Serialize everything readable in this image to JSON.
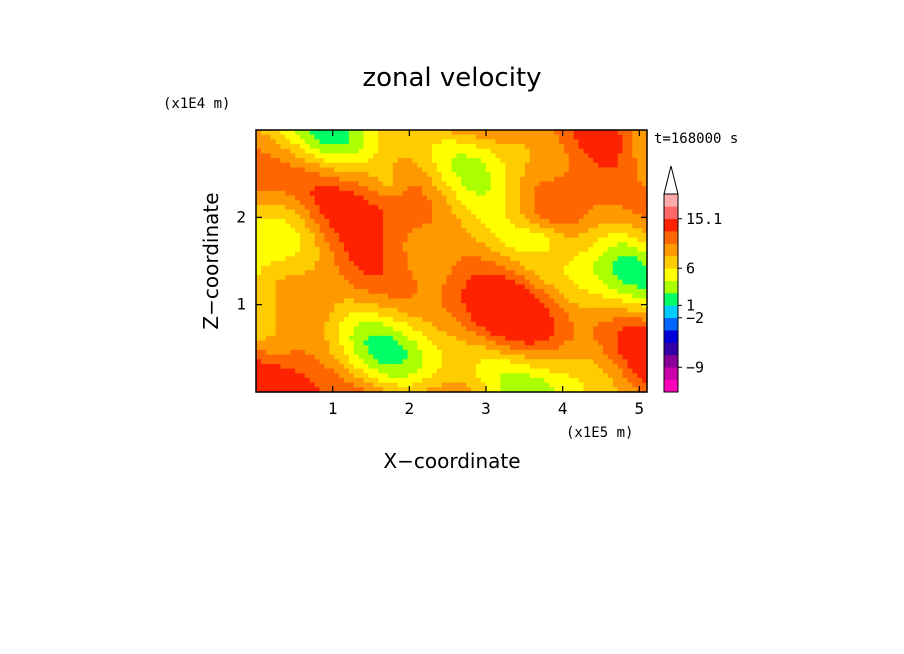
——————
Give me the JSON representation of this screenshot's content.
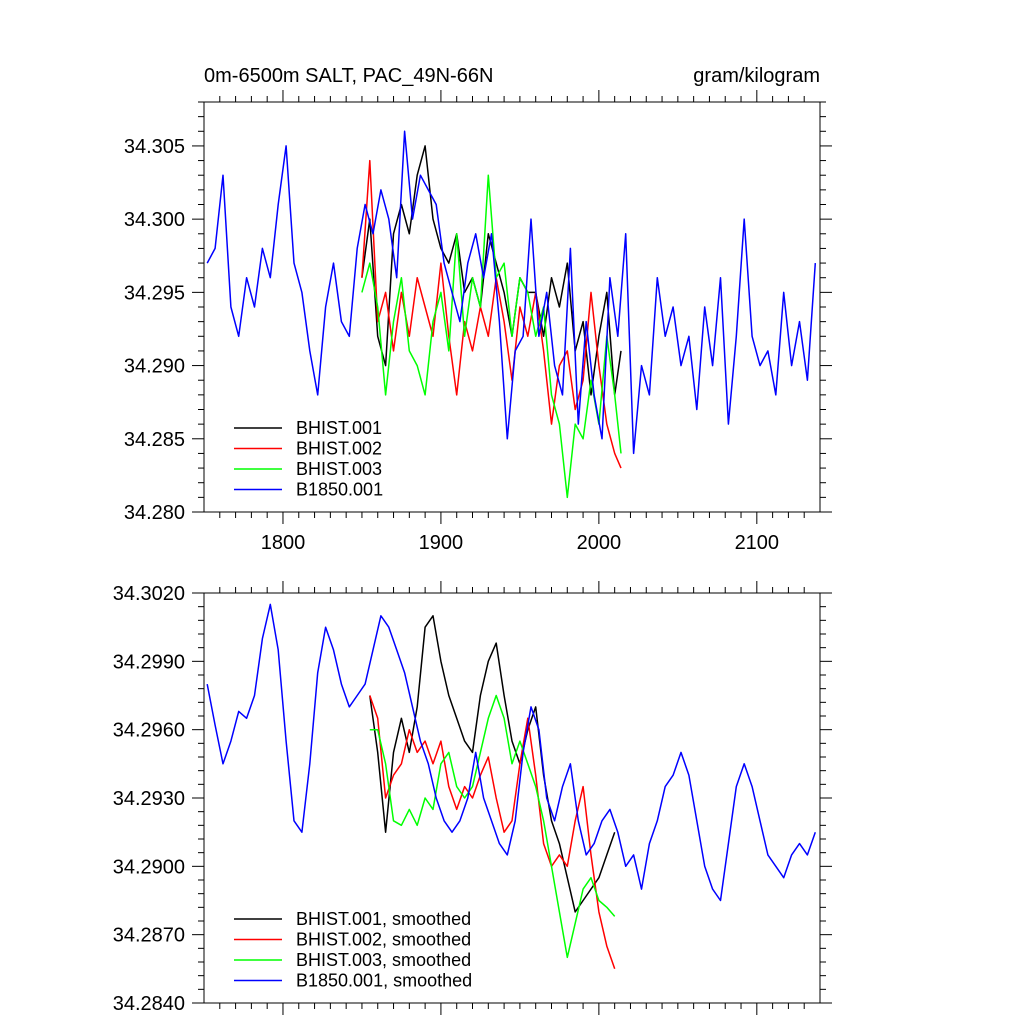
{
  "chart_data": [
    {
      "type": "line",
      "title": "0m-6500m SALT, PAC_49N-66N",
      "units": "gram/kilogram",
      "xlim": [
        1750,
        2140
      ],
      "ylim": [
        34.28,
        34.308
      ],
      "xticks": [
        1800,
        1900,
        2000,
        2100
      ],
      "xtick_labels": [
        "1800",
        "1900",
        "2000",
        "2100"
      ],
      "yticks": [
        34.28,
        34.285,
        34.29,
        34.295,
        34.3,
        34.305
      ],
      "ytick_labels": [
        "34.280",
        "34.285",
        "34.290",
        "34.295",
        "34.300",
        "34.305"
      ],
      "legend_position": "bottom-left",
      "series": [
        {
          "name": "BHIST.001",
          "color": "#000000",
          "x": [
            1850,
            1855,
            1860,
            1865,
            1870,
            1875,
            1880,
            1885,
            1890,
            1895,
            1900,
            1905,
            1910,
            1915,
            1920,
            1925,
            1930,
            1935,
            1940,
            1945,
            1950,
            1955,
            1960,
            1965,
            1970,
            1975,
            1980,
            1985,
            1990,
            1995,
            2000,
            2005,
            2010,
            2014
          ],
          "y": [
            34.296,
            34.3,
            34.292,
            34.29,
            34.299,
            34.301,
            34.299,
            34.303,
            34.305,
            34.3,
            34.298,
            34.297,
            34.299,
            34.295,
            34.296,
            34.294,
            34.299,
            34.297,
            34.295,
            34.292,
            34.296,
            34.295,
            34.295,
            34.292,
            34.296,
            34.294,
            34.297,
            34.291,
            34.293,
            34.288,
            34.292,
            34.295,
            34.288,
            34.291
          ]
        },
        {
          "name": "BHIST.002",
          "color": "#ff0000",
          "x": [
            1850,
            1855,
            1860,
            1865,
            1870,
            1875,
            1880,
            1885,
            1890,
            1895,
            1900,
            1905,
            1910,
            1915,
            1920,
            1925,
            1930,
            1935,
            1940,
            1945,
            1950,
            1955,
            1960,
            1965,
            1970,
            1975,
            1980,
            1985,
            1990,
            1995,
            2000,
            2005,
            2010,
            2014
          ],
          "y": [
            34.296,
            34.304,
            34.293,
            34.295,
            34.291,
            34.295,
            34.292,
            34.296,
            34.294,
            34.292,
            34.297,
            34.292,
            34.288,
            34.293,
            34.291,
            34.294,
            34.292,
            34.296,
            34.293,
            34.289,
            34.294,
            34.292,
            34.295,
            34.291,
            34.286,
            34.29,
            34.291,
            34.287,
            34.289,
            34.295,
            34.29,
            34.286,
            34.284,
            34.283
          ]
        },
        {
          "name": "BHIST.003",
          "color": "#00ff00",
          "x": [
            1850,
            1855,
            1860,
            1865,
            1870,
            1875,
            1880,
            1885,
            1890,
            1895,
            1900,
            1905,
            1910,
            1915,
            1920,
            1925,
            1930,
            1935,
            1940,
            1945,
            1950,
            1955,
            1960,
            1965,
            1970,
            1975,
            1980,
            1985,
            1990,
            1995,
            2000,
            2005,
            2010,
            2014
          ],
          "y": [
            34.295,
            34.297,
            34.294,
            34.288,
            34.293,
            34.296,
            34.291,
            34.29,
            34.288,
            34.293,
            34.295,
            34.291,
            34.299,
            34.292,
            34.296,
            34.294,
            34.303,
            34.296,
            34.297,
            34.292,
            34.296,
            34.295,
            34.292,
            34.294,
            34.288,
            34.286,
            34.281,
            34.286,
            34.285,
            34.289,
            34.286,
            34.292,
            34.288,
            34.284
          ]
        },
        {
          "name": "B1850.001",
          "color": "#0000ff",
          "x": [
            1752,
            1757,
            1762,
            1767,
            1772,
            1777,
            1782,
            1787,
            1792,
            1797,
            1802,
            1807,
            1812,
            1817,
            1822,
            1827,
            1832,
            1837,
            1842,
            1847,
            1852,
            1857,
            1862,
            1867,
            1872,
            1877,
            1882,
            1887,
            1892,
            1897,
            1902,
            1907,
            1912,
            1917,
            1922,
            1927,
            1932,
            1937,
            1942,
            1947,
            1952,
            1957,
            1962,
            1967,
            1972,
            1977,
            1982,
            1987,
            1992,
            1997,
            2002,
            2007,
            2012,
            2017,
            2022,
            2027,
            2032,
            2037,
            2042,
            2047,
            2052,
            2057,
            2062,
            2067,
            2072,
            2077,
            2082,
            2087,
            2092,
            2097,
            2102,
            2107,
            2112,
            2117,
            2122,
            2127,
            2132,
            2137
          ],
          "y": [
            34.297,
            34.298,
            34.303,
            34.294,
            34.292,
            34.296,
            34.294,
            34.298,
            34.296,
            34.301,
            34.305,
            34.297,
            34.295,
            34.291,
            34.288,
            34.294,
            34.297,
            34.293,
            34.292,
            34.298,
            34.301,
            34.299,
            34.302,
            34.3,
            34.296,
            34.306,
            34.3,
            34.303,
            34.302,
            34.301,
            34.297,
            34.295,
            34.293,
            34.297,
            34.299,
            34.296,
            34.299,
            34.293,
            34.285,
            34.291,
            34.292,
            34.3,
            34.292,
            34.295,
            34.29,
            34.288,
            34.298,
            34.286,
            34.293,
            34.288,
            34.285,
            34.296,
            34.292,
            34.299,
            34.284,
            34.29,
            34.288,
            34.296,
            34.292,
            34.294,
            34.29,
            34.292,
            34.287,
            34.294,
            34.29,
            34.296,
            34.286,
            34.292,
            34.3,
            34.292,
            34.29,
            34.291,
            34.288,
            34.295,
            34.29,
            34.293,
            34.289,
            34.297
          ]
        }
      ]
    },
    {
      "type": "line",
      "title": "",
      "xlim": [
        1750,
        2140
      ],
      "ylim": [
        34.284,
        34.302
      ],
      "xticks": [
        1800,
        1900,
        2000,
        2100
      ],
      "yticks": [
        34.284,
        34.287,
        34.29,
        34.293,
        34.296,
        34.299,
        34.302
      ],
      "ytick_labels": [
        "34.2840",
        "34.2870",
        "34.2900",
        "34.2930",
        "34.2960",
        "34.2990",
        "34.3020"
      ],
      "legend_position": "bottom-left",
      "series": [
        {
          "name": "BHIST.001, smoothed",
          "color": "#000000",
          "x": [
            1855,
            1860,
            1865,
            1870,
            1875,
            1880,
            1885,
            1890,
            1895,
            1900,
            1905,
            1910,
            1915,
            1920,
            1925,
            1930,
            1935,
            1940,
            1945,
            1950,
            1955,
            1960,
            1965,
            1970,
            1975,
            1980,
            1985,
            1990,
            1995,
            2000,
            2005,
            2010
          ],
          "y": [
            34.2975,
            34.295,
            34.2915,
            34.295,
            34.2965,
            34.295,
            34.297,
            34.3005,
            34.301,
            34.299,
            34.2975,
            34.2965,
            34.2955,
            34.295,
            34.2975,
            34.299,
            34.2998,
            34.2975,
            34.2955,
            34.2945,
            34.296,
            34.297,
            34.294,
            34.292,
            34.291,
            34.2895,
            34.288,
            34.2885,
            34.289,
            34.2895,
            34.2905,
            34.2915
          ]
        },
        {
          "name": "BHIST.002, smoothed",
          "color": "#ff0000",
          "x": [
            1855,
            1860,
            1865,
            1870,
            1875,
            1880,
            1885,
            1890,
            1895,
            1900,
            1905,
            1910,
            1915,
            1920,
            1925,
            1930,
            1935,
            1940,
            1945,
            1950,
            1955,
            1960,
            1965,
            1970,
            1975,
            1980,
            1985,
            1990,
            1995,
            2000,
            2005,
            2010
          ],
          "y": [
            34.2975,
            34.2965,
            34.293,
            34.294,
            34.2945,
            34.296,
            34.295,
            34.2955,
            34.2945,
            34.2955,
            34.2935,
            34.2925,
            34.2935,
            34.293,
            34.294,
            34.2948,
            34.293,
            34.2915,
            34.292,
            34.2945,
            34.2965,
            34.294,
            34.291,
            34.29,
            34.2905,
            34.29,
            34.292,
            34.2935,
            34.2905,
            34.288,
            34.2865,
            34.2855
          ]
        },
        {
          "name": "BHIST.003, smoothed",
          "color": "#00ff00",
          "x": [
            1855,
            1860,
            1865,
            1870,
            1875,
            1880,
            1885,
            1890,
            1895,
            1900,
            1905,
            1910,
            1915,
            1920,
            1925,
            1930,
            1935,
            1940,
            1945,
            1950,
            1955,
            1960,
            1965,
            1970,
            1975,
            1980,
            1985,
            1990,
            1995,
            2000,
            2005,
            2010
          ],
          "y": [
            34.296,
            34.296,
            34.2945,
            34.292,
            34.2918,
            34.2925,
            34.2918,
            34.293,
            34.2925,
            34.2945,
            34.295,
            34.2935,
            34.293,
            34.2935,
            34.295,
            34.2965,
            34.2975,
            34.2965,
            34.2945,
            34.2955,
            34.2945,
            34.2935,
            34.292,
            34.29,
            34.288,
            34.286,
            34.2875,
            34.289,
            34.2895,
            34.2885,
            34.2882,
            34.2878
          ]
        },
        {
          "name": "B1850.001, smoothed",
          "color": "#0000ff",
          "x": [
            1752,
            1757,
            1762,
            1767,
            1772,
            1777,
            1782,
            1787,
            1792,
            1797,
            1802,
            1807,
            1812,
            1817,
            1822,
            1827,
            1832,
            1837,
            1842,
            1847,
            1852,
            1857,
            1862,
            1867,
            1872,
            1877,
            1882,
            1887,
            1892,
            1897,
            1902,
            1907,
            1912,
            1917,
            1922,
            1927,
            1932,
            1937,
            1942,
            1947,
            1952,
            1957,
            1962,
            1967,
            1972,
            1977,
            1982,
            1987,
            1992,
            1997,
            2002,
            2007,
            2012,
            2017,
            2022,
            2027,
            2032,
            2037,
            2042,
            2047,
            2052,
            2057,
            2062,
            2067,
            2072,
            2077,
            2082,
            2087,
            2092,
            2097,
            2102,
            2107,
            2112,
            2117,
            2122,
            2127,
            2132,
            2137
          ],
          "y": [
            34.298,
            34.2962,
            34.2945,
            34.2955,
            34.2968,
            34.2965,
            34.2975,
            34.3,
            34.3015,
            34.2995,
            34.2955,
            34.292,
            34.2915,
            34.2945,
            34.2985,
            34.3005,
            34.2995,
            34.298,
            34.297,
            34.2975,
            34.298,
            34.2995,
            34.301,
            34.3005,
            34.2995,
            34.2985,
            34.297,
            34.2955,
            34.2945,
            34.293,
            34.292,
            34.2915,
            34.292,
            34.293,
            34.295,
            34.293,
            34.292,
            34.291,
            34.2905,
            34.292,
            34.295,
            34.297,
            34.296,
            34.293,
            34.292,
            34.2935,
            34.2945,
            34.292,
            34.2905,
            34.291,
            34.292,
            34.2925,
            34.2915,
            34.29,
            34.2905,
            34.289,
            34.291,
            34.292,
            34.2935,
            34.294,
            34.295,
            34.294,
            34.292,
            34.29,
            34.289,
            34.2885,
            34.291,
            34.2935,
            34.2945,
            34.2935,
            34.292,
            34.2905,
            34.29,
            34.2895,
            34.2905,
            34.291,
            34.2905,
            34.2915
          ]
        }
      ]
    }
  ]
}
——————
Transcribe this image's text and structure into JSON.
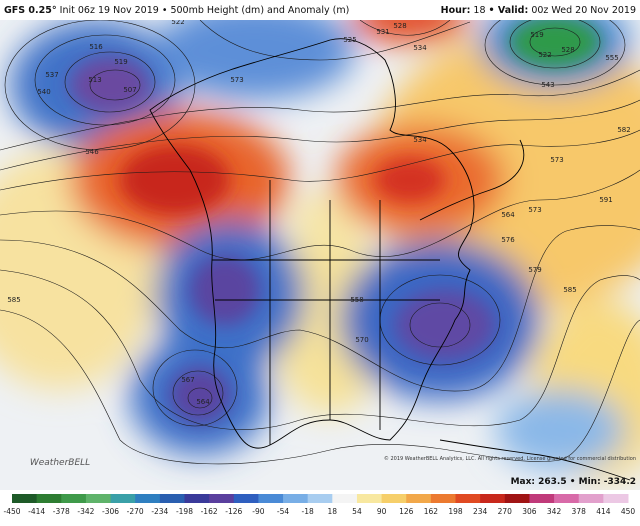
——————
Exercise requirements: Search the preceding listing for "image" and extract every line where it is found.

Response to the exercise:
Serialize everything readable in this image to JSON.
Transcribe this image's text and structure into JSON.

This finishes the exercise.